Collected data
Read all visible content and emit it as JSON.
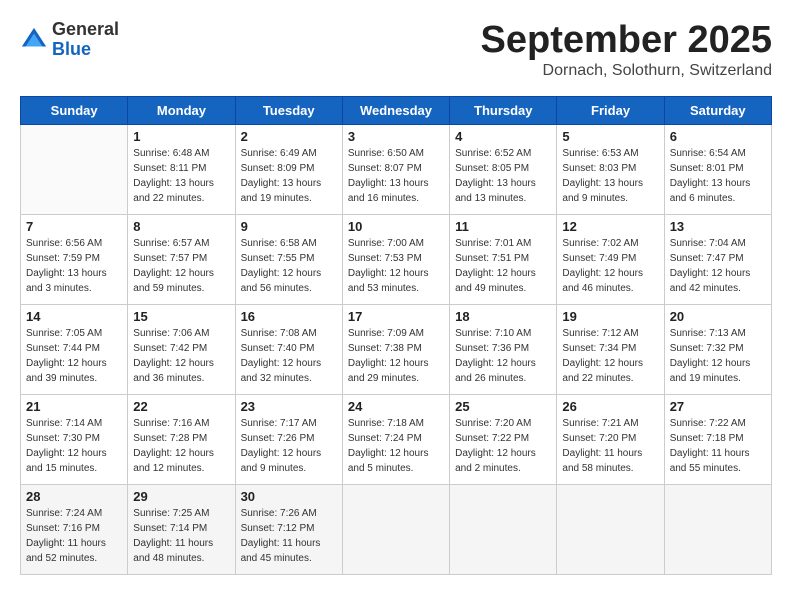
{
  "header": {
    "logo_general": "General",
    "logo_blue": "Blue",
    "month_title": "September 2025",
    "location": "Dornach, Solothurn, Switzerland"
  },
  "weekdays": [
    "Sunday",
    "Monday",
    "Tuesday",
    "Wednesday",
    "Thursday",
    "Friday",
    "Saturday"
  ],
  "weeks": [
    [
      {
        "day": "",
        "sunrise": "",
        "sunset": "",
        "daylight": ""
      },
      {
        "day": "1",
        "sunrise": "Sunrise: 6:48 AM",
        "sunset": "Sunset: 8:11 PM",
        "daylight": "Daylight: 13 hours and 22 minutes."
      },
      {
        "day": "2",
        "sunrise": "Sunrise: 6:49 AM",
        "sunset": "Sunset: 8:09 PM",
        "daylight": "Daylight: 13 hours and 19 minutes."
      },
      {
        "day": "3",
        "sunrise": "Sunrise: 6:50 AM",
        "sunset": "Sunset: 8:07 PM",
        "daylight": "Daylight: 13 hours and 16 minutes."
      },
      {
        "day": "4",
        "sunrise": "Sunrise: 6:52 AM",
        "sunset": "Sunset: 8:05 PM",
        "daylight": "Daylight: 13 hours and 13 minutes."
      },
      {
        "day": "5",
        "sunrise": "Sunrise: 6:53 AM",
        "sunset": "Sunset: 8:03 PM",
        "daylight": "Daylight: 13 hours and 9 minutes."
      },
      {
        "day": "6",
        "sunrise": "Sunrise: 6:54 AM",
        "sunset": "Sunset: 8:01 PM",
        "daylight": "Daylight: 13 hours and 6 minutes."
      }
    ],
    [
      {
        "day": "7",
        "sunrise": "Sunrise: 6:56 AM",
        "sunset": "Sunset: 7:59 PM",
        "daylight": "Daylight: 13 hours and 3 minutes."
      },
      {
        "day": "8",
        "sunrise": "Sunrise: 6:57 AM",
        "sunset": "Sunset: 7:57 PM",
        "daylight": "Daylight: 12 hours and 59 minutes."
      },
      {
        "day": "9",
        "sunrise": "Sunrise: 6:58 AM",
        "sunset": "Sunset: 7:55 PM",
        "daylight": "Daylight: 12 hours and 56 minutes."
      },
      {
        "day": "10",
        "sunrise": "Sunrise: 7:00 AM",
        "sunset": "Sunset: 7:53 PM",
        "daylight": "Daylight: 12 hours and 53 minutes."
      },
      {
        "day": "11",
        "sunrise": "Sunrise: 7:01 AM",
        "sunset": "Sunset: 7:51 PM",
        "daylight": "Daylight: 12 hours and 49 minutes."
      },
      {
        "day": "12",
        "sunrise": "Sunrise: 7:02 AM",
        "sunset": "Sunset: 7:49 PM",
        "daylight": "Daylight: 12 hours and 46 minutes."
      },
      {
        "day": "13",
        "sunrise": "Sunrise: 7:04 AM",
        "sunset": "Sunset: 7:47 PM",
        "daylight": "Daylight: 12 hours and 42 minutes."
      }
    ],
    [
      {
        "day": "14",
        "sunrise": "Sunrise: 7:05 AM",
        "sunset": "Sunset: 7:44 PM",
        "daylight": "Daylight: 12 hours and 39 minutes."
      },
      {
        "day": "15",
        "sunrise": "Sunrise: 7:06 AM",
        "sunset": "Sunset: 7:42 PM",
        "daylight": "Daylight: 12 hours and 36 minutes."
      },
      {
        "day": "16",
        "sunrise": "Sunrise: 7:08 AM",
        "sunset": "Sunset: 7:40 PM",
        "daylight": "Daylight: 12 hours and 32 minutes."
      },
      {
        "day": "17",
        "sunrise": "Sunrise: 7:09 AM",
        "sunset": "Sunset: 7:38 PM",
        "daylight": "Daylight: 12 hours and 29 minutes."
      },
      {
        "day": "18",
        "sunrise": "Sunrise: 7:10 AM",
        "sunset": "Sunset: 7:36 PM",
        "daylight": "Daylight: 12 hours and 26 minutes."
      },
      {
        "day": "19",
        "sunrise": "Sunrise: 7:12 AM",
        "sunset": "Sunset: 7:34 PM",
        "daylight": "Daylight: 12 hours and 22 minutes."
      },
      {
        "day": "20",
        "sunrise": "Sunrise: 7:13 AM",
        "sunset": "Sunset: 7:32 PM",
        "daylight": "Daylight: 12 hours and 19 minutes."
      }
    ],
    [
      {
        "day": "21",
        "sunrise": "Sunrise: 7:14 AM",
        "sunset": "Sunset: 7:30 PM",
        "daylight": "Daylight: 12 hours and 15 minutes."
      },
      {
        "day": "22",
        "sunrise": "Sunrise: 7:16 AM",
        "sunset": "Sunset: 7:28 PM",
        "daylight": "Daylight: 12 hours and 12 minutes."
      },
      {
        "day": "23",
        "sunrise": "Sunrise: 7:17 AM",
        "sunset": "Sunset: 7:26 PM",
        "daylight": "Daylight: 12 hours and 9 minutes."
      },
      {
        "day": "24",
        "sunrise": "Sunrise: 7:18 AM",
        "sunset": "Sunset: 7:24 PM",
        "daylight": "Daylight: 12 hours and 5 minutes."
      },
      {
        "day": "25",
        "sunrise": "Sunrise: 7:20 AM",
        "sunset": "Sunset: 7:22 PM",
        "daylight": "Daylight: 12 hours and 2 minutes."
      },
      {
        "day": "26",
        "sunrise": "Sunrise: 7:21 AM",
        "sunset": "Sunset: 7:20 PM",
        "daylight": "Daylight: 11 hours and 58 minutes."
      },
      {
        "day": "27",
        "sunrise": "Sunrise: 7:22 AM",
        "sunset": "Sunset: 7:18 PM",
        "daylight": "Daylight: 11 hours and 55 minutes."
      }
    ],
    [
      {
        "day": "28",
        "sunrise": "Sunrise: 7:24 AM",
        "sunset": "Sunset: 7:16 PM",
        "daylight": "Daylight: 11 hours and 52 minutes."
      },
      {
        "day": "29",
        "sunrise": "Sunrise: 7:25 AM",
        "sunset": "Sunset: 7:14 PM",
        "daylight": "Daylight: 11 hours and 48 minutes."
      },
      {
        "day": "30",
        "sunrise": "Sunrise: 7:26 AM",
        "sunset": "Sunset: 7:12 PM",
        "daylight": "Daylight: 11 hours and 45 minutes."
      },
      {
        "day": "",
        "sunrise": "",
        "sunset": "",
        "daylight": ""
      },
      {
        "day": "",
        "sunrise": "",
        "sunset": "",
        "daylight": ""
      },
      {
        "day": "",
        "sunrise": "",
        "sunset": "",
        "daylight": ""
      },
      {
        "day": "",
        "sunrise": "",
        "sunset": "",
        "daylight": ""
      }
    ]
  ]
}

> _Challenge_:
Transcribe each entry precisely as given, leaving the pictures out.

> _Response below_:
Read all visible content and emit it as JSON.
{
  "header": {
    "logo_general": "General",
    "logo_blue": "Blue",
    "month_title": "September 2025",
    "location": "Dornach, Solothurn, Switzerland"
  },
  "weekdays": [
    "Sunday",
    "Monday",
    "Tuesday",
    "Wednesday",
    "Thursday",
    "Friday",
    "Saturday"
  ],
  "weeks": [
    [
      {
        "day": "",
        "sunrise": "",
        "sunset": "",
        "daylight": ""
      },
      {
        "day": "1",
        "sunrise": "Sunrise: 6:48 AM",
        "sunset": "Sunset: 8:11 PM",
        "daylight": "Daylight: 13 hours and 22 minutes."
      },
      {
        "day": "2",
        "sunrise": "Sunrise: 6:49 AM",
        "sunset": "Sunset: 8:09 PM",
        "daylight": "Daylight: 13 hours and 19 minutes."
      },
      {
        "day": "3",
        "sunrise": "Sunrise: 6:50 AM",
        "sunset": "Sunset: 8:07 PM",
        "daylight": "Daylight: 13 hours and 16 minutes."
      },
      {
        "day": "4",
        "sunrise": "Sunrise: 6:52 AM",
        "sunset": "Sunset: 8:05 PM",
        "daylight": "Daylight: 13 hours and 13 minutes."
      },
      {
        "day": "5",
        "sunrise": "Sunrise: 6:53 AM",
        "sunset": "Sunset: 8:03 PM",
        "daylight": "Daylight: 13 hours and 9 minutes."
      },
      {
        "day": "6",
        "sunrise": "Sunrise: 6:54 AM",
        "sunset": "Sunset: 8:01 PM",
        "daylight": "Daylight: 13 hours and 6 minutes."
      }
    ],
    [
      {
        "day": "7",
        "sunrise": "Sunrise: 6:56 AM",
        "sunset": "Sunset: 7:59 PM",
        "daylight": "Daylight: 13 hours and 3 minutes."
      },
      {
        "day": "8",
        "sunrise": "Sunrise: 6:57 AM",
        "sunset": "Sunset: 7:57 PM",
        "daylight": "Daylight: 12 hours and 59 minutes."
      },
      {
        "day": "9",
        "sunrise": "Sunrise: 6:58 AM",
        "sunset": "Sunset: 7:55 PM",
        "daylight": "Daylight: 12 hours and 56 minutes."
      },
      {
        "day": "10",
        "sunrise": "Sunrise: 7:00 AM",
        "sunset": "Sunset: 7:53 PM",
        "daylight": "Daylight: 12 hours and 53 minutes."
      },
      {
        "day": "11",
        "sunrise": "Sunrise: 7:01 AM",
        "sunset": "Sunset: 7:51 PM",
        "daylight": "Daylight: 12 hours and 49 minutes."
      },
      {
        "day": "12",
        "sunrise": "Sunrise: 7:02 AM",
        "sunset": "Sunset: 7:49 PM",
        "daylight": "Daylight: 12 hours and 46 minutes."
      },
      {
        "day": "13",
        "sunrise": "Sunrise: 7:04 AM",
        "sunset": "Sunset: 7:47 PM",
        "daylight": "Daylight: 12 hours and 42 minutes."
      }
    ],
    [
      {
        "day": "14",
        "sunrise": "Sunrise: 7:05 AM",
        "sunset": "Sunset: 7:44 PM",
        "daylight": "Daylight: 12 hours and 39 minutes."
      },
      {
        "day": "15",
        "sunrise": "Sunrise: 7:06 AM",
        "sunset": "Sunset: 7:42 PM",
        "daylight": "Daylight: 12 hours and 36 minutes."
      },
      {
        "day": "16",
        "sunrise": "Sunrise: 7:08 AM",
        "sunset": "Sunset: 7:40 PM",
        "daylight": "Daylight: 12 hours and 32 minutes."
      },
      {
        "day": "17",
        "sunrise": "Sunrise: 7:09 AM",
        "sunset": "Sunset: 7:38 PM",
        "daylight": "Daylight: 12 hours and 29 minutes."
      },
      {
        "day": "18",
        "sunrise": "Sunrise: 7:10 AM",
        "sunset": "Sunset: 7:36 PM",
        "daylight": "Daylight: 12 hours and 26 minutes."
      },
      {
        "day": "19",
        "sunrise": "Sunrise: 7:12 AM",
        "sunset": "Sunset: 7:34 PM",
        "daylight": "Daylight: 12 hours and 22 minutes."
      },
      {
        "day": "20",
        "sunrise": "Sunrise: 7:13 AM",
        "sunset": "Sunset: 7:32 PM",
        "daylight": "Daylight: 12 hours and 19 minutes."
      }
    ],
    [
      {
        "day": "21",
        "sunrise": "Sunrise: 7:14 AM",
        "sunset": "Sunset: 7:30 PM",
        "daylight": "Daylight: 12 hours and 15 minutes."
      },
      {
        "day": "22",
        "sunrise": "Sunrise: 7:16 AM",
        "sunset": "Sunset: 7:28 PM",
        "daylight": "Daylight: 12 hours and 12 minutes."
      },
      {
        "day": "23",
        "sunrise": "Sunrise: 7:17 AM",
        "sunset": "Sunset: 7:26 PM",
        "daylight": "Daylight: 12 hours and 9 minutes."
      },
      {
        "day": "24",
        "sunrise": "Sunrise: 7:18 AM",
        "sunset": "Sunset: 7:24 PM",
        "daylight": "Daylight: 12 hours and 5 minutes."
      },
      {
        "day": "25",
        "sunrise": "Sunrise: 7:20 AM",
        "sunset": "Sunset: 7:22 PM",
        "daylight": "Daylight: 12 hours and 2 minutes."
      },
      {
        "day": "26",
        "sunrise": "Sunrise: 7:21 AM",
        "sunset": "Sunset: 7:20 PM",
        "daylight": "Daylight: 11 hours and 58 minutes."
      },
      {
        "day": "27",
        "sunrise": "Sunrise: 7:22 AM",
        "sunset": "Sunset: 7:18 PM",
        "daylight": "Daylight: 11 hours and 55 minutes."
      }
    ],
    [
      {
        "day": "28",
        "sunrise": "Sunrise: 7:24 AM",
        "sunset": "Sunset: 7:16 PM",
        "daylight": "Daylight: 11 hours and 52 minutes."
      },
      {
        "day": "29",
        "sunrise": "Sunrise: 7:25 AM",
        "sunset": "Sunset: 7:14 PM",
        "daylight": "Daylight: 11 hours and 48 minutes."
      },
      {
        "day": "30",
        "sunrise": "Sunrise: 7:26 AM",
        "sunset": "Sunset: 7:12 PM",
        "daylight": "Daylight: 11 hours and 45 minutes."
      },
      {
        "day": "",
        "sunrise": "",
        "sunset": "",
        "daylight": ""
      },
      {
        "day": "",
        "sunrise": "",
        "sunset": "",
        "daylight": ""
      },
      {
        "day": "",
        "sunrise": "",
        "sunset": "",
        "daylight": ""
      },
      {
        "day": "",
        "sunrise": "",
        "sunset": "",
        "daylight": ""
      }
    ]
  ]
}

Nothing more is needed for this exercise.